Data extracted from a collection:
|---|
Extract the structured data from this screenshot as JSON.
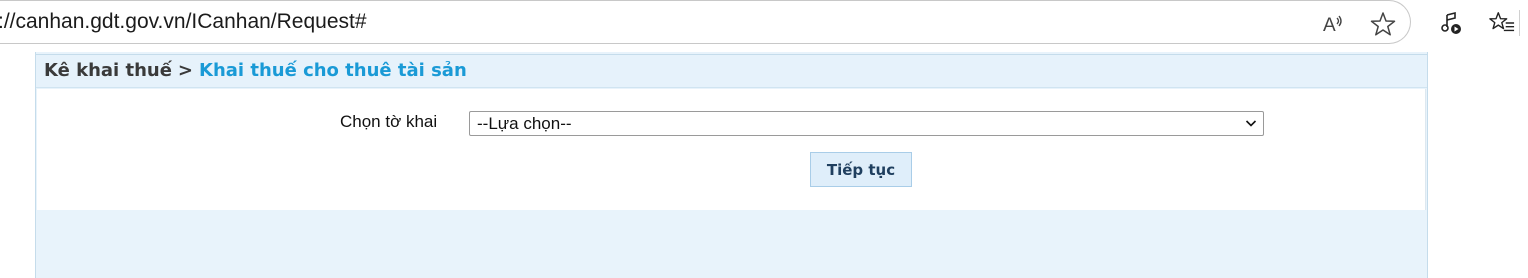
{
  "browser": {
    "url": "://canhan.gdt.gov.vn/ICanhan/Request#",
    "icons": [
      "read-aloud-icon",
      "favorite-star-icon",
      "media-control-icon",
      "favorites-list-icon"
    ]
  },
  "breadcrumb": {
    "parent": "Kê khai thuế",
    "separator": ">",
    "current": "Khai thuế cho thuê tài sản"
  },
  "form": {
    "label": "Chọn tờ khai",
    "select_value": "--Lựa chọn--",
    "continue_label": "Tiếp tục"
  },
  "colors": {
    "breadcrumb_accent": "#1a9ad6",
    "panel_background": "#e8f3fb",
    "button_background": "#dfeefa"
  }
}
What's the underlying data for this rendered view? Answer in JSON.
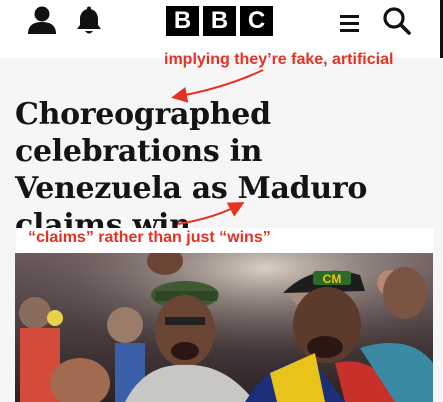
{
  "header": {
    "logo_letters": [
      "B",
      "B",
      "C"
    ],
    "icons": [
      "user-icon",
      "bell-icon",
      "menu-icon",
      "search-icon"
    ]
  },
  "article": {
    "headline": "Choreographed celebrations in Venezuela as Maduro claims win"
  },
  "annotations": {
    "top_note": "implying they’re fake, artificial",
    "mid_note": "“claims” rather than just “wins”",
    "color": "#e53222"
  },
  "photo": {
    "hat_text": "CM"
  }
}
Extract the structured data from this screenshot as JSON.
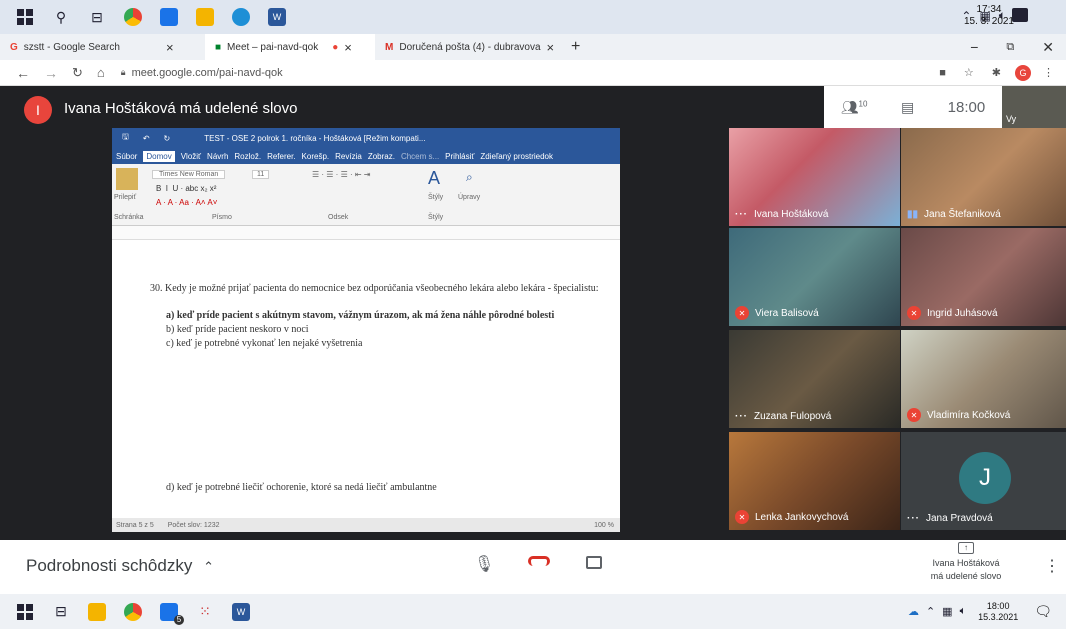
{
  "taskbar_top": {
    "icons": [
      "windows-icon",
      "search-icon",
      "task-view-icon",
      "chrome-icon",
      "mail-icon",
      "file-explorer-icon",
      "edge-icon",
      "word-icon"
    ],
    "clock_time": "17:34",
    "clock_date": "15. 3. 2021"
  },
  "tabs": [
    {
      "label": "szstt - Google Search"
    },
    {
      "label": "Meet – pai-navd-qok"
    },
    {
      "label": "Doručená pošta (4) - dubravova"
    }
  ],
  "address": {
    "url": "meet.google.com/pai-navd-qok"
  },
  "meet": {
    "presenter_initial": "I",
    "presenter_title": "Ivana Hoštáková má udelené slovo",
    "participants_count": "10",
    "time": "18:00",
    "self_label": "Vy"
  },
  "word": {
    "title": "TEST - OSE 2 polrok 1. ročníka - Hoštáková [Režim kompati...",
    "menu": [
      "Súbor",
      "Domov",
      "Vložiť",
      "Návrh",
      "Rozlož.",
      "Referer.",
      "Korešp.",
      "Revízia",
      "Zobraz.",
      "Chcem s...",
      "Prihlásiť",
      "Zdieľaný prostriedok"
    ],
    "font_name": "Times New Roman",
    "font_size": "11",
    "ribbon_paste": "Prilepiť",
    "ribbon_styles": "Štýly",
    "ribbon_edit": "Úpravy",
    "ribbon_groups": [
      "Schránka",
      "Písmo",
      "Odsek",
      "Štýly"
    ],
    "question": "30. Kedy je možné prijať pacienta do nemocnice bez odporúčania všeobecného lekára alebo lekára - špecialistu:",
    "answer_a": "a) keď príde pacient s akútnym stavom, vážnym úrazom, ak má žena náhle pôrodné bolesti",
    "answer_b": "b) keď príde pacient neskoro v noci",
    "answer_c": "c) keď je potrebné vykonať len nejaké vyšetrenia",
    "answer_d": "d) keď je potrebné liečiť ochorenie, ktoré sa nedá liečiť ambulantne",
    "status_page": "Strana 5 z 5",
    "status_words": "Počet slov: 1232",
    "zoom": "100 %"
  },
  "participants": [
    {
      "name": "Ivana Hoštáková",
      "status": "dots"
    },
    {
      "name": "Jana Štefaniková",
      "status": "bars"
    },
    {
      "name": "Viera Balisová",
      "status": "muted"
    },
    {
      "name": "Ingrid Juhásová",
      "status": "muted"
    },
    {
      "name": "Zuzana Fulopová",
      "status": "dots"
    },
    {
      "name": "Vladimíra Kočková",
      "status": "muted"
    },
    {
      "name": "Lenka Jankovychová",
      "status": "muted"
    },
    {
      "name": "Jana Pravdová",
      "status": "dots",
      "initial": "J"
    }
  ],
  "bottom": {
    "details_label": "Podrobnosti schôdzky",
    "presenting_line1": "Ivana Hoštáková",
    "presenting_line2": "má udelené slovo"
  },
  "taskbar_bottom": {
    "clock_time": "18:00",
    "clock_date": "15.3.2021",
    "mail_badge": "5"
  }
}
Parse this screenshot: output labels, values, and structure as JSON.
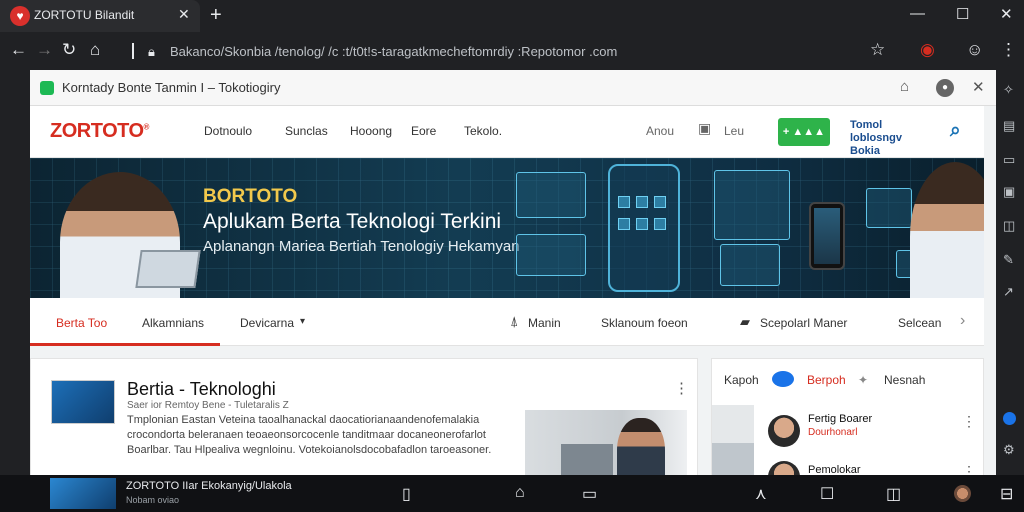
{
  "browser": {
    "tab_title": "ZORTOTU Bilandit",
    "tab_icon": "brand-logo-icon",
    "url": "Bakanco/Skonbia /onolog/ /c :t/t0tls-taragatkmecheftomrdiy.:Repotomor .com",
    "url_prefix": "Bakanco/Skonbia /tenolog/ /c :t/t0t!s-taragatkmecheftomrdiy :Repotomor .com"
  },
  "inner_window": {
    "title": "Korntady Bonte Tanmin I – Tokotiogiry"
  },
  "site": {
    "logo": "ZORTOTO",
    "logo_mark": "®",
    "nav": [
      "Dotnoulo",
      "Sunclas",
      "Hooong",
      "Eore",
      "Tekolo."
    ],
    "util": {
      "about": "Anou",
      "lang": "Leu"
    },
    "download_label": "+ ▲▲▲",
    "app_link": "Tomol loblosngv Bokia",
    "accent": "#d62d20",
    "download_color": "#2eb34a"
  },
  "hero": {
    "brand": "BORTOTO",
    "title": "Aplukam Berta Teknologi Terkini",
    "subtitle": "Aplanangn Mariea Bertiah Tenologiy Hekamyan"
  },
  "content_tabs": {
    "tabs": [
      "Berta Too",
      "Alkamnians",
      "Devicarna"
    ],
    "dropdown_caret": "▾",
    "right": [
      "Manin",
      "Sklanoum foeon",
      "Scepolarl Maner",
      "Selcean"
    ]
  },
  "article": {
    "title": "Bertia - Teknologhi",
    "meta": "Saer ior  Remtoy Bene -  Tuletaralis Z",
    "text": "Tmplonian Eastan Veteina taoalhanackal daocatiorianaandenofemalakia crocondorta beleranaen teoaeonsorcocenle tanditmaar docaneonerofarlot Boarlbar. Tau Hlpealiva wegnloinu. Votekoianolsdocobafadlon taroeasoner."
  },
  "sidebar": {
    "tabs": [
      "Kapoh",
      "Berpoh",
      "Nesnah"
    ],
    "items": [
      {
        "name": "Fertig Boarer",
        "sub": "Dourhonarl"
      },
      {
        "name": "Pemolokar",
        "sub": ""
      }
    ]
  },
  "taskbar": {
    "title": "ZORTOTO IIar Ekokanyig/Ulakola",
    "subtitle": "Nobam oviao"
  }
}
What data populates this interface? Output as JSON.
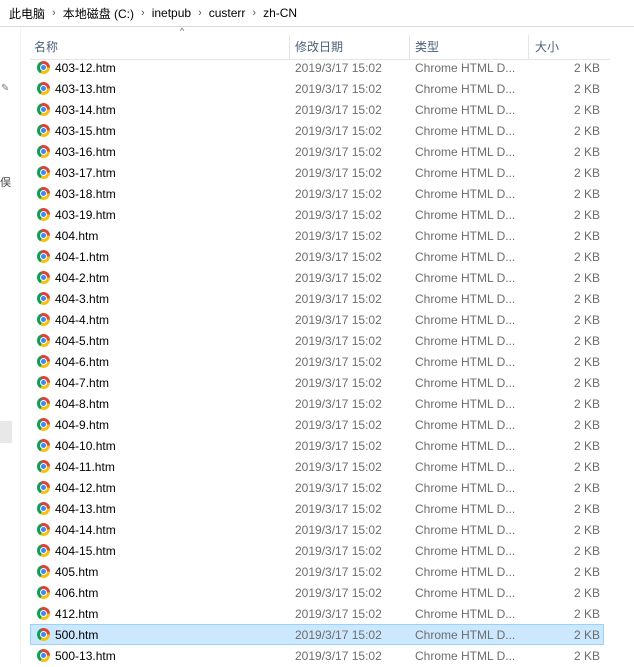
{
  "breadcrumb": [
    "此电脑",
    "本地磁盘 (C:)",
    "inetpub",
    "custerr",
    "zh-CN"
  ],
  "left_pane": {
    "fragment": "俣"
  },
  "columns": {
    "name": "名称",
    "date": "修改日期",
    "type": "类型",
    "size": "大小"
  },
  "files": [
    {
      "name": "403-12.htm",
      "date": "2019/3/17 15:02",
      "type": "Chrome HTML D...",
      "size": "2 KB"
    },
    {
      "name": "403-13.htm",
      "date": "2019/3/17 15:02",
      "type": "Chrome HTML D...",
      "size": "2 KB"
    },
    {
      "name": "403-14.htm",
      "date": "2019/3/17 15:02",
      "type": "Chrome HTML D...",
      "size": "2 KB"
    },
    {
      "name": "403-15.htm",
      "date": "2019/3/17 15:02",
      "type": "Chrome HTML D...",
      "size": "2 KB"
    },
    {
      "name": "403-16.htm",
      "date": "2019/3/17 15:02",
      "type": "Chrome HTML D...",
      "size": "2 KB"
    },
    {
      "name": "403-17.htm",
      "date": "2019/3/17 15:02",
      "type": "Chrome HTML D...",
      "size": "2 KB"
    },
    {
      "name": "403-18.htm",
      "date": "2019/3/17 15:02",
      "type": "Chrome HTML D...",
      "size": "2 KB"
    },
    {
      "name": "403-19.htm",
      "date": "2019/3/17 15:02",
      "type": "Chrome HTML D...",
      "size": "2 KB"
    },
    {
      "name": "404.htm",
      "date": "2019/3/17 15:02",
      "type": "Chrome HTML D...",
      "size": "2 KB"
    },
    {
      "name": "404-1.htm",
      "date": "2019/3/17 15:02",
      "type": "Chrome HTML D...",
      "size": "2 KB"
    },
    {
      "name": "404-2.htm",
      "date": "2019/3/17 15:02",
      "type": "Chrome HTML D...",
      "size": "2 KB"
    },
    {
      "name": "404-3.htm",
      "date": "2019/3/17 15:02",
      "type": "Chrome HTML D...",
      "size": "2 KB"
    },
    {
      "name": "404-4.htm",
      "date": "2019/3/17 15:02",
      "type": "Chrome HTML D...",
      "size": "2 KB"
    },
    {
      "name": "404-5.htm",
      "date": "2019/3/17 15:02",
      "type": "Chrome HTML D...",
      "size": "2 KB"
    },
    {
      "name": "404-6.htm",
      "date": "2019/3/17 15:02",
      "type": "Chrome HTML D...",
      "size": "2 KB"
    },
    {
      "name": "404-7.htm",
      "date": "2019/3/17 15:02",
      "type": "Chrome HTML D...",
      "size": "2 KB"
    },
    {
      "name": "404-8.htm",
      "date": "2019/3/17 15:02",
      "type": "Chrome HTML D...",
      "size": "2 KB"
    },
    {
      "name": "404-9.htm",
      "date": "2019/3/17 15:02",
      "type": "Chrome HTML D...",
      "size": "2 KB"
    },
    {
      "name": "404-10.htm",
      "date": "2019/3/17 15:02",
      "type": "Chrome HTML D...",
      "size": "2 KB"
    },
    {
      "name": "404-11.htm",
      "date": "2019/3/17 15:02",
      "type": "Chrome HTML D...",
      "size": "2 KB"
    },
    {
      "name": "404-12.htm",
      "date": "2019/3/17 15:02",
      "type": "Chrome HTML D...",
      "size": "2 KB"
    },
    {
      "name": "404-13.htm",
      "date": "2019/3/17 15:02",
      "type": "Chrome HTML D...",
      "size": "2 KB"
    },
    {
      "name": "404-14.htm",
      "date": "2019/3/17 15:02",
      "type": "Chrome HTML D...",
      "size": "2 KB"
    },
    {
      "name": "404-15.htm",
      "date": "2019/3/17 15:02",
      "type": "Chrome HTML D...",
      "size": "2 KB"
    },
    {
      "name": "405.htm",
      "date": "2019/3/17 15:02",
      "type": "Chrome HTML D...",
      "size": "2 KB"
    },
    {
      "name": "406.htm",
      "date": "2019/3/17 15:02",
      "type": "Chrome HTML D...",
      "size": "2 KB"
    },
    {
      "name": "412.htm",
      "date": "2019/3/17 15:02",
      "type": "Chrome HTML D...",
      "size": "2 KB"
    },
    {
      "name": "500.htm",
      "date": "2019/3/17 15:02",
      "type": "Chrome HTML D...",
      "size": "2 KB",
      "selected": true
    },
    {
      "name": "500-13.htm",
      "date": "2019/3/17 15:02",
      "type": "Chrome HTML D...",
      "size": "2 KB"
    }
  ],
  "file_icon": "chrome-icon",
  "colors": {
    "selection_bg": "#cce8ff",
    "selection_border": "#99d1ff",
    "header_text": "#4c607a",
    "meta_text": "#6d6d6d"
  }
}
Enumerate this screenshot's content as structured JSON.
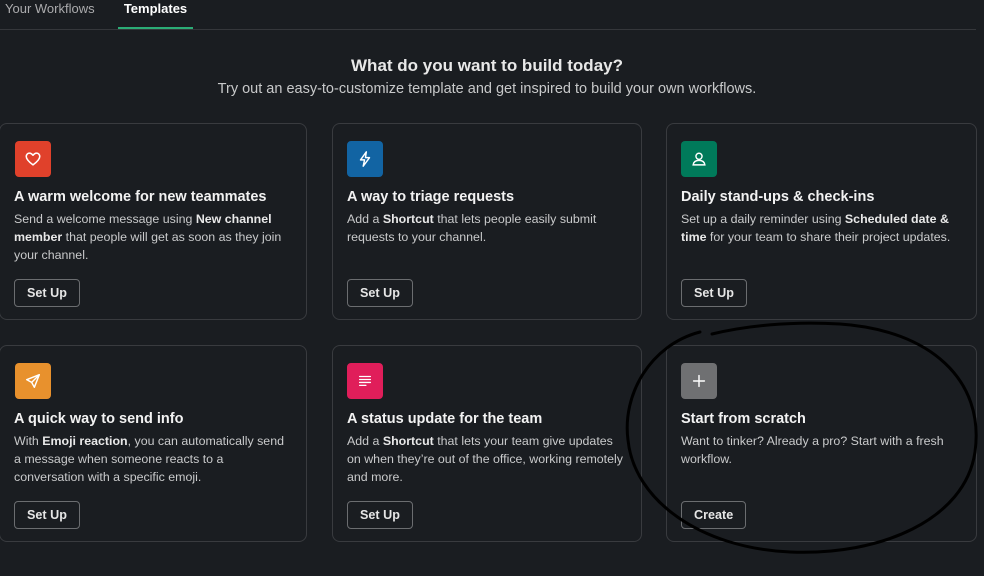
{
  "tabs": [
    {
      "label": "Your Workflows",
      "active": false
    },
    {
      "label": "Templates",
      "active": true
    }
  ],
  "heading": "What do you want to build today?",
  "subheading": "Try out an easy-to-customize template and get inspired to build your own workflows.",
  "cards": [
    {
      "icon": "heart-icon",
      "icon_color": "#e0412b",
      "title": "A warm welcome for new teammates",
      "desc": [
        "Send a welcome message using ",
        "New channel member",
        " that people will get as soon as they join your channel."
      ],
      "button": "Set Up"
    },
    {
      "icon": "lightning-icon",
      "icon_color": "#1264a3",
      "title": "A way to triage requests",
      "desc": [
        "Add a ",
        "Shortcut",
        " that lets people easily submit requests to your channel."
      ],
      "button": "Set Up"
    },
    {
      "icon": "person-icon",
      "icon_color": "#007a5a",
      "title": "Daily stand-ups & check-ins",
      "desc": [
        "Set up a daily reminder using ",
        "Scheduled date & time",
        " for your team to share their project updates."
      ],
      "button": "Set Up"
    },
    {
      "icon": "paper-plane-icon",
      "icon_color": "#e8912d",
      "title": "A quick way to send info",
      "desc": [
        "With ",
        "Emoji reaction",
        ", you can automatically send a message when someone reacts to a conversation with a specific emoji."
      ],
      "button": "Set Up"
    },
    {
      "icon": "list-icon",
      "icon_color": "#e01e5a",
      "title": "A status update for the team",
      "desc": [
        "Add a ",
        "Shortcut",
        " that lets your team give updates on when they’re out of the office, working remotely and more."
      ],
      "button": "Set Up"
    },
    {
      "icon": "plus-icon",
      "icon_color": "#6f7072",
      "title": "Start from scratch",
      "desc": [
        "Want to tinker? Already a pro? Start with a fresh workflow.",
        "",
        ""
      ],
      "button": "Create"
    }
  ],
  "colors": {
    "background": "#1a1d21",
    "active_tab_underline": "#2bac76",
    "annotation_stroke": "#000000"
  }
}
|---|
-- JOB --
Each line above that includes "taragatkmecheftomrdiy" should be shown.

-- RESULT --
    "url": "Bakanco/Skonbia /onolog/ /c :t/t0tls-taragatkmecheftomrdiy.:Repotomor .com",
    "url_prefix": "Bakanco/Skonbia /tenolog/ /c :t/t0t!s-taragatkmecheftomrdiy :Repotomor .com"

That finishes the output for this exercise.